◆ **TO BE DONE**
Extract every line below, verbatim.

◆ **Stored data**
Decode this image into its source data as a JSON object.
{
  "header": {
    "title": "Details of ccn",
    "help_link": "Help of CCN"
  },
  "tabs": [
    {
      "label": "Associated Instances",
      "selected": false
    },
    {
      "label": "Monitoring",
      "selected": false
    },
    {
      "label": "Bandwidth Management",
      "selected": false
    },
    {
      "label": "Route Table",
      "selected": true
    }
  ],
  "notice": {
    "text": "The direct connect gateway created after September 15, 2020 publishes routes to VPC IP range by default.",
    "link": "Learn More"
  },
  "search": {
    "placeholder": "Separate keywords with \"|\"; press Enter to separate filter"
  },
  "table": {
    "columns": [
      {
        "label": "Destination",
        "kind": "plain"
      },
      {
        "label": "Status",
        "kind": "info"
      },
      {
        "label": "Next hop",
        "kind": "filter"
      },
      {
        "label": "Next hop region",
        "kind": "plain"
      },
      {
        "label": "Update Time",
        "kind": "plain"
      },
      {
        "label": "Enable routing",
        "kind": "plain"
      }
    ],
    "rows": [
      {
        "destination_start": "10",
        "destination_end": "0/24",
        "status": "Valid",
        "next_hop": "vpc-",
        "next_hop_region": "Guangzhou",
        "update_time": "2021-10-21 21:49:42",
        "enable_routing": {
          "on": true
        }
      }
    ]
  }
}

◆ **RESPONSE TO THIS EXERCISE**
Decode this image into its source data as a JSON object.
{
  "header": {
    "title": "Details of ccn",
    "help_link": "Help of CCN"
  },
  "tabs": [
    {
      "label": "Associated Instances",
      "selected": false
    },
    {
      "label": "Monitoring",
      "selected": false
    },
    {
      "label": "Bandwidth Management",
      "selected": false
    },
    {
      "label": "Route Table",
      "selected": true
    }
  ],
  "notice": {
    "text": "The direct connect gateway created after September 15, 2020 publishes routes to VPC IP range by default.",
    "link": "Learn More"
  },
  "search": {
    "placeholder": "Separate keywords with \"|\"; press Enter to separate filter"
  },
  "table": {
    "columns": [
      {
        "label": "Destination",
        "kind": "plain"
      },
      {
        "label": "Status",
        "kind": "info"
      },
      {
        "label": "Next hop",
        "kind": "filter"
      },
      {
        "label": "Next hop region",
        "kind": "plain"
      },
      {
        "label": "Update Time",
        "kind": "plain"
      },
      {
        "label": "Enable routing",
        "kind": "plain"
      }
    ],
    "rows": [
      {
        "destination_start": "10",
        "destination_end": "0/24",
        "status": "Valid",
        "next_hop": "vpc-",
        "next_hop_region": "Guangzhou",
        "update_time": "2021-10-21 21:49:42",
        "enable_routing": {
          "on": true
        }
      }
    ]
  }
}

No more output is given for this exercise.